GIVEN PROBLEM: Lay out the stretch of the listing that opens with the line containing "Patent image size: (1058, 611)." and closes with the line containing "The self-levelling foot 310 is at (512, 291)." as a JSON list of strings, one string per line, with blank lines omitted.

(Saved entries)
■ ■ ■ ■ ■

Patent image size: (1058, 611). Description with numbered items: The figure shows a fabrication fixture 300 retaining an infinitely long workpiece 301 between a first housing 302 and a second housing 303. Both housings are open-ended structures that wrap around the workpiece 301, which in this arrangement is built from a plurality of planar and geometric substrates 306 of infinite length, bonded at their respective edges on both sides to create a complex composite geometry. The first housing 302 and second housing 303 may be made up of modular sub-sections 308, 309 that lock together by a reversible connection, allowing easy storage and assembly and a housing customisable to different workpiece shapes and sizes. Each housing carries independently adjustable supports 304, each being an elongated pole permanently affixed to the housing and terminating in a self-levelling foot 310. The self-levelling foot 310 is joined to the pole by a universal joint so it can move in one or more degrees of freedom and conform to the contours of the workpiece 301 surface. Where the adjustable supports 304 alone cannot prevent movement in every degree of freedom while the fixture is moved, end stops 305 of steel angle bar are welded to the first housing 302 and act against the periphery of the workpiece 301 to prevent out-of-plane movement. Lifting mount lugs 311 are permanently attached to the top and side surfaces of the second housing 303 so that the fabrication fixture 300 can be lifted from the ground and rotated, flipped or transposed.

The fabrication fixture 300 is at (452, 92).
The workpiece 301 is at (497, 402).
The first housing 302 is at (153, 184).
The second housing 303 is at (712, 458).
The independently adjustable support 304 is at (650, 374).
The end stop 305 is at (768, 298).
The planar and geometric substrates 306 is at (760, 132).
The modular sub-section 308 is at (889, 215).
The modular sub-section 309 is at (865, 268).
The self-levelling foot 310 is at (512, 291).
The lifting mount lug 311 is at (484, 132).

■ ■ ■ ■ ■

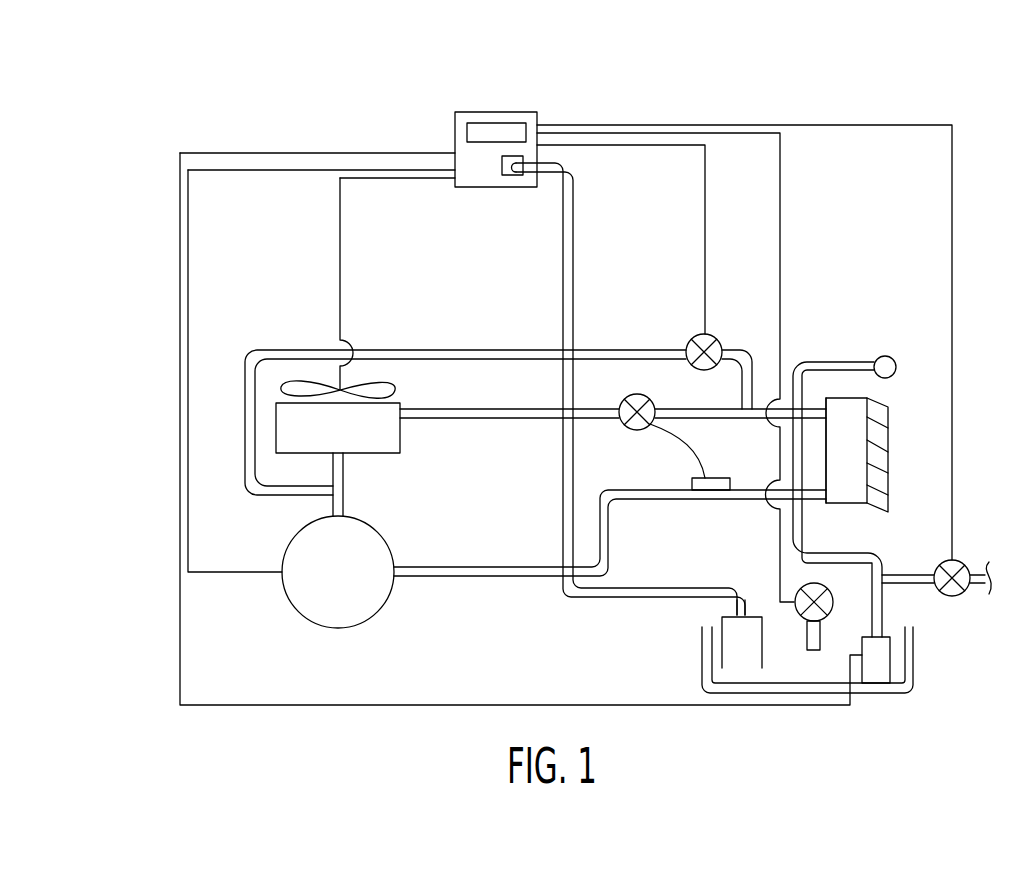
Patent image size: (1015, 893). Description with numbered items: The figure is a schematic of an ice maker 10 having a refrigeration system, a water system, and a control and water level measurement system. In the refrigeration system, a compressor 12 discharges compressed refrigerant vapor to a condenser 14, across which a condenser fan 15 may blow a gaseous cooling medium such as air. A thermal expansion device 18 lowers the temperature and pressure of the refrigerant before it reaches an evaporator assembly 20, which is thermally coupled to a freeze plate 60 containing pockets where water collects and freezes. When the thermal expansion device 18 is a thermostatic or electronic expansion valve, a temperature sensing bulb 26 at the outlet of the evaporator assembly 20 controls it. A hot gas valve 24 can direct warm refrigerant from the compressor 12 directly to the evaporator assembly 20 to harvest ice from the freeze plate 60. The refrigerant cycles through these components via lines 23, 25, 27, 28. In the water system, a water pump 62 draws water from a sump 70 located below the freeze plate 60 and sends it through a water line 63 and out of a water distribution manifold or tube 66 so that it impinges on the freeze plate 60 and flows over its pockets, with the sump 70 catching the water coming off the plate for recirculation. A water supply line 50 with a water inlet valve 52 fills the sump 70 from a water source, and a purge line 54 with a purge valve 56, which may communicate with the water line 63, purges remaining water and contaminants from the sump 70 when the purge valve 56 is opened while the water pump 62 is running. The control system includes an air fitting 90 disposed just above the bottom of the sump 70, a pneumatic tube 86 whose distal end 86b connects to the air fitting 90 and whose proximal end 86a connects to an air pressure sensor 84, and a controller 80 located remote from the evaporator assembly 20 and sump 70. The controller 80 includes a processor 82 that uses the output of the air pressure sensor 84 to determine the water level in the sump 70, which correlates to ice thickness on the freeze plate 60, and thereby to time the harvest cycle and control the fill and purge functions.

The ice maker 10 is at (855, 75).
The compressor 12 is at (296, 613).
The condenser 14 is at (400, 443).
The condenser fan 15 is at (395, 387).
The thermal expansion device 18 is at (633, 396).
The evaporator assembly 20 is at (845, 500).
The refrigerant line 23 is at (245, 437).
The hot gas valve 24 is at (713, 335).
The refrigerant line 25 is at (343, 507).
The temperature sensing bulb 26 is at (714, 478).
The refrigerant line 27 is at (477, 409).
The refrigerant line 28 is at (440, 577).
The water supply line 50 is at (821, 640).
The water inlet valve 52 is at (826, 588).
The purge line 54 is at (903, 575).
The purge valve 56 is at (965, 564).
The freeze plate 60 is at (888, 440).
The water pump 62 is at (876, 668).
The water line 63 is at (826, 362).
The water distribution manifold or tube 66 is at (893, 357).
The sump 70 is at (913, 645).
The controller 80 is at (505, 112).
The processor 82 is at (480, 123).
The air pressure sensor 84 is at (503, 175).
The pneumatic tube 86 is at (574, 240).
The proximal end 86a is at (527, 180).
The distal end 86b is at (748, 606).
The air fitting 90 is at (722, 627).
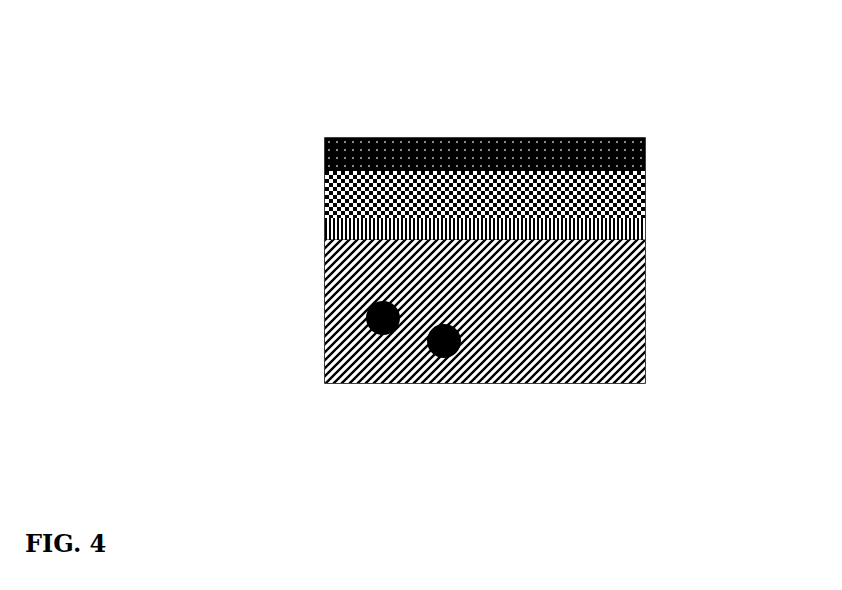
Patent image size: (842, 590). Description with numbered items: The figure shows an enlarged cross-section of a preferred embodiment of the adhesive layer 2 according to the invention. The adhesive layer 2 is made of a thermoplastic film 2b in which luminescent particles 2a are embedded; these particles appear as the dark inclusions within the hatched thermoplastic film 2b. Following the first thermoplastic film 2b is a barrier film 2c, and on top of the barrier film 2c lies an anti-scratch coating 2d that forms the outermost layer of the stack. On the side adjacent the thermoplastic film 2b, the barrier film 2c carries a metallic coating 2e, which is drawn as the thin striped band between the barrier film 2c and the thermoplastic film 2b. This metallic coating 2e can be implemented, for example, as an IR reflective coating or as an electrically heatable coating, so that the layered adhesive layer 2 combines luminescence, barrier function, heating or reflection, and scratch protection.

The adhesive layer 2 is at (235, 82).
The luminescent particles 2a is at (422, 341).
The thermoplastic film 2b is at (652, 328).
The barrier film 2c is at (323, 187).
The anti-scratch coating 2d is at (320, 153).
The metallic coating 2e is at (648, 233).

■ ■ ■ ■ ■

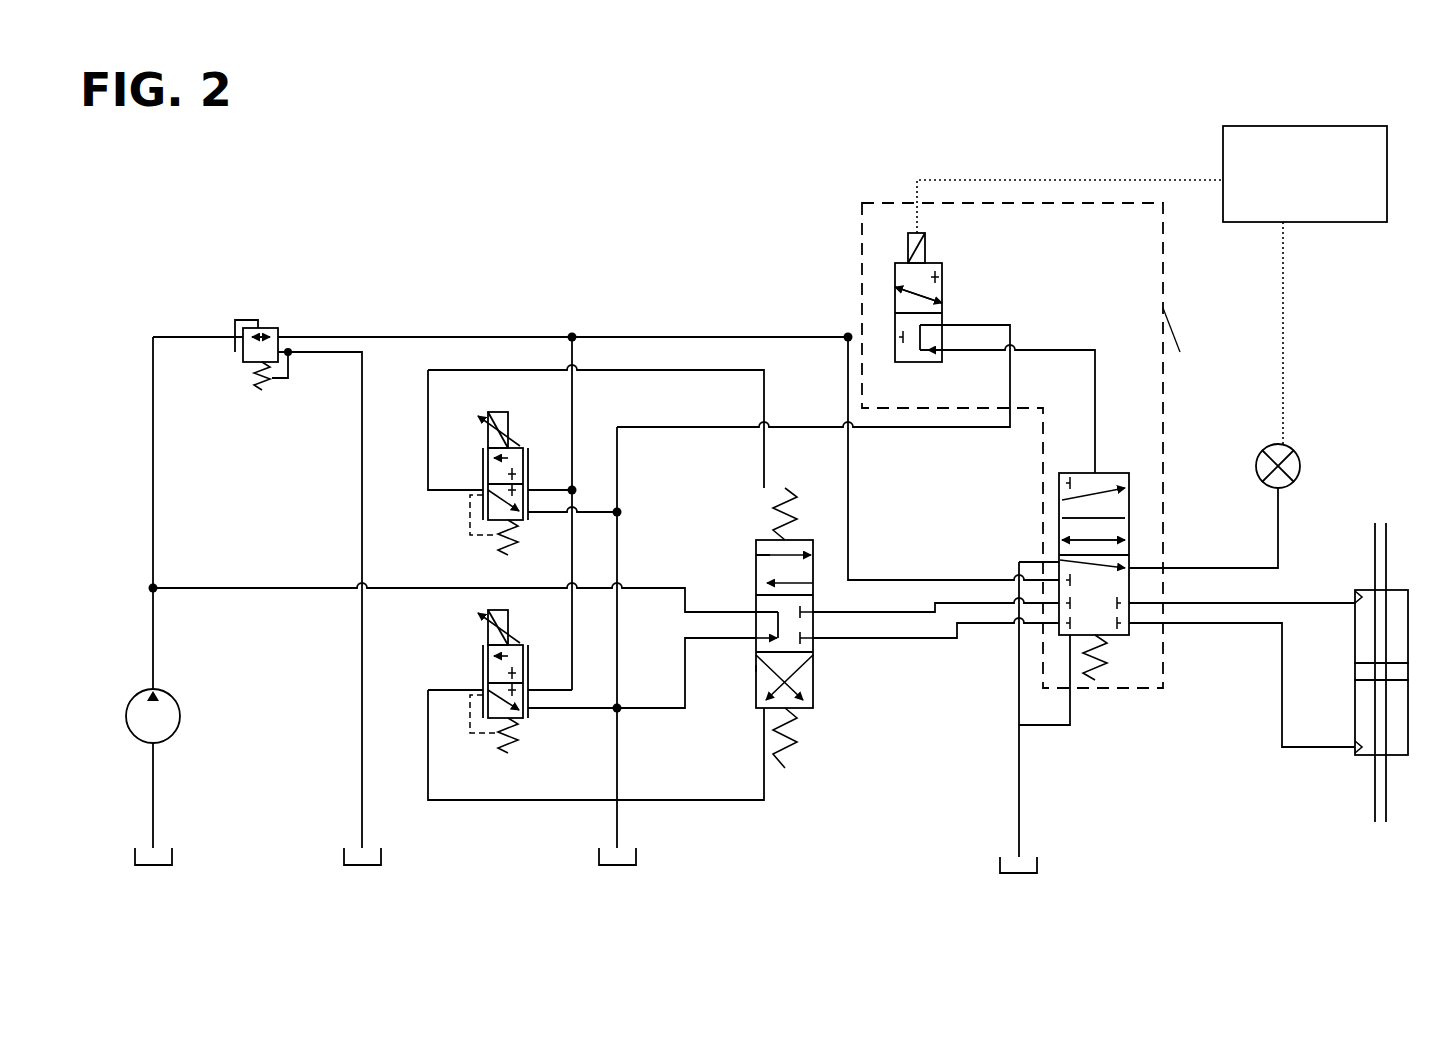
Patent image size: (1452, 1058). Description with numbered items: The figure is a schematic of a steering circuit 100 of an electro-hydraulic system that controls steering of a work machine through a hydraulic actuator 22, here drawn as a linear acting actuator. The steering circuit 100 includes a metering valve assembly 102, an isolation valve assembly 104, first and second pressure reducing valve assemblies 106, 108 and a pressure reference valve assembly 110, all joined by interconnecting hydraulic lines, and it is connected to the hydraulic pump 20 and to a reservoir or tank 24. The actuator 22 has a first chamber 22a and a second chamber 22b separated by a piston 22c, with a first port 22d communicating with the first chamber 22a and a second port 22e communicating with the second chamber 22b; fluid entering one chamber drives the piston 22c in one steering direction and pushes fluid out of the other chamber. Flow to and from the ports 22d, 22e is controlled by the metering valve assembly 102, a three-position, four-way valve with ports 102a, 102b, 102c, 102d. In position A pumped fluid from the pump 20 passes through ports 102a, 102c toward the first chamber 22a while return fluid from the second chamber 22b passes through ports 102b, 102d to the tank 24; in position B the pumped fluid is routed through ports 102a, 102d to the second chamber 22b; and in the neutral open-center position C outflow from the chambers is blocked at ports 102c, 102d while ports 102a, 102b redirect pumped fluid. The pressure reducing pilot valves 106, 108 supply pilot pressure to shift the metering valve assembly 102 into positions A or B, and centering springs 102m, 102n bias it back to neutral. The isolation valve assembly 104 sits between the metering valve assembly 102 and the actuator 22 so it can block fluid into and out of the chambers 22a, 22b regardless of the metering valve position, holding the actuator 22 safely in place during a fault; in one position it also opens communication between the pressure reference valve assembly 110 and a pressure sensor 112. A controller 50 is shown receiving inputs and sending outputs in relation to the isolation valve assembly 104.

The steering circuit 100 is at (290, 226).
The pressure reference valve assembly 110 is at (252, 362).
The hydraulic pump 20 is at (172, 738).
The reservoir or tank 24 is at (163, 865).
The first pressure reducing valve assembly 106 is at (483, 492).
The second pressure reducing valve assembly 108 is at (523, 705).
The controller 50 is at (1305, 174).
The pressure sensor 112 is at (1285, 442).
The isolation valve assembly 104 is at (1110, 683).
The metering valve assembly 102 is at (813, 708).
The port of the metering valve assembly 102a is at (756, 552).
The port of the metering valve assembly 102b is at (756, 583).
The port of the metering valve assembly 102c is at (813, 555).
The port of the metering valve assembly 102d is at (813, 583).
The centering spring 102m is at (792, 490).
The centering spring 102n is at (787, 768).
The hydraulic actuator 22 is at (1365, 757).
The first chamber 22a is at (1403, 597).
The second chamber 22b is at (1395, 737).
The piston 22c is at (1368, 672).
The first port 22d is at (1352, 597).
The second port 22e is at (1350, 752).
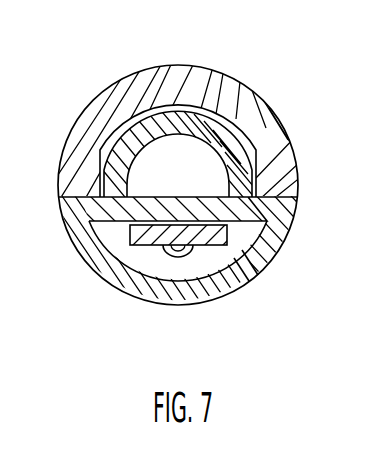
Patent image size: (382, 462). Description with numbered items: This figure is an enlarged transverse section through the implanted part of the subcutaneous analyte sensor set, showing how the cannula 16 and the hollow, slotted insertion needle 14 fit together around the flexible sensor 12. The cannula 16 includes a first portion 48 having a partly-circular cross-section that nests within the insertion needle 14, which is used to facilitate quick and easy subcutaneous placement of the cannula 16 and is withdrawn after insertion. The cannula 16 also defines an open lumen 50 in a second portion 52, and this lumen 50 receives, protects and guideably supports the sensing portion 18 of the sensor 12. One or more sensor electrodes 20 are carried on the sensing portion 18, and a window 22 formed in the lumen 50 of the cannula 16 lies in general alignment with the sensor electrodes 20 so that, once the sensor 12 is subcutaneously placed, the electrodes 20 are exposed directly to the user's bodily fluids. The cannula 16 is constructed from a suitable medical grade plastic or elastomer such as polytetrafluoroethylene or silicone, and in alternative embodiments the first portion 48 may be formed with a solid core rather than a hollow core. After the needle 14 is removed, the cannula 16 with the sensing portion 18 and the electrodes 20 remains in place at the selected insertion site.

■ ■ ■ ■ ■

SOLUTION FOR THIS EXERCISE:
[
  "Patent image size: (1058, 611). Description with numbered items: The figure shows a fabrication fixture 300 retaining an infinitely long workpiece 301 between a first housing 302 and a second housing 303. Both housings are open-ended structures that wrap around the workpiece 301, which in this arrangement is built from a plurality of planar and geometric substrates 306 of infinite length, bonded at their respective edges on both sides to create a complex composite geometry. The first housing 302 and second housing 303 may be made up of modular sub-sections 308, 309 that lock together by a reversible connection, allowing easy storage and assembly and a housing customisable to different workpiece shapes and sizes. Each housing carries independently adjustable supports 304, each being an elongated pole permanently affixed to the housing and terminating in a self-levelling foot 310. The self-levelling foot 310 is joined to the pole by a universal joint so it can move in one or more degrees of freedom and conform to the contours of the workpiece 301 surface. Where the adjustable supports 304 alone cannot prevent movement in every degree of freedom while the fixture is moved, end stops 305 of steel angle bar are welded to the first housing 302 and act against the periphery of the workpiece 301 to prevent out-of-plane movement. Lifting mount lugs 311 are permanently attached to the top and side surfaces of the second housing 303 so that the fabrication fixture 300 can be lifted from the ground and rotated, flipped or transposed.",
  "The fabrication fixture 300 is at (452, 92).",
  "The workpiece 301 is at (497, 402).",
  "The first housing 302 is at (153, 184).",
  "The second housing 303 is at (712, 458).",
  "The independently adjustable support 304 is at (650, 374).",
  "The end stop 305 is at (768, 298).",
  "The planar and geometric substrates 306 is at (760, 132).",
  "The modular sub-section 308 is at (889, 215).",
  "The modular sub-section 309 is at (865, 268).",
  "The self-levelling foot 310 is at (512, 291)."
]